(Records)

+ + +

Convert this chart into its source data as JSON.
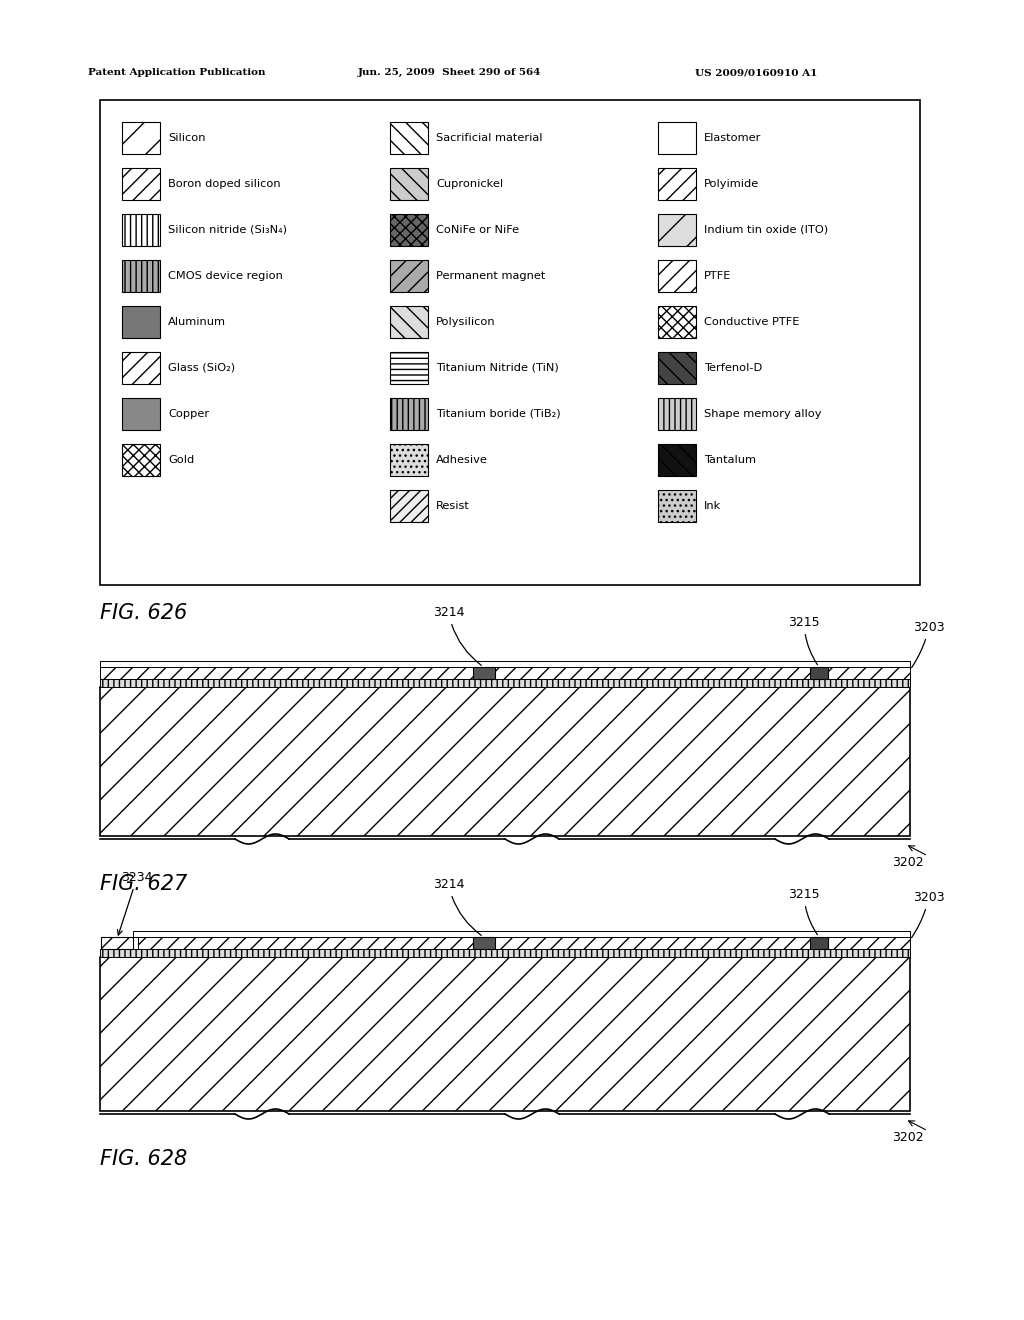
{
  "header_left": "Patent Application Publication",
  "header_mid": "Jun. 25, 2009  Sheet 290 of 564",
  "header_right": "US 2009/0160910 A1",
  "fig626_label": "FIG. 626",
  "fig627_label": "FIG. 627",
  "fig628_label": "FIG. 628",
  "legend_items_col1": [
    "Silicon",
    "Boron doped silicon",
    "Silicon nitride (Si₃N₄)",
    "CMOS device region",
    "Aluminum",
    "Glass (SiO₂)",
    "Copper",
    "Gold"
  ],
  "legend_items_col2": [
    "Sacrificial material",
    "Cupronickel",
    "CoNiFe or NiFe",
    "Permanent magnet",
    "Polysilicon",
    "Titanium Nitride (TiN)",
    "Titanium boride (TiB₂)",
    "Adhesive",
    "Resist"
  ],
  "legend_items_col3": [
    "Elastomer",
    "Polyimide",
    "Indium tin oxide (ITO)",
    "PTFE",
    "Conductive PTFE",
    "Terfenol-D",
    "Shape memory alloy",
    "Tantalum",
    "Ink"
  ],
  "background_color": "#ffffff"
}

+ + +

▸ **What is needed**: Across the data, tally the lines containing "Titanium" and give back the number alone.

▸ **Task answer**: 2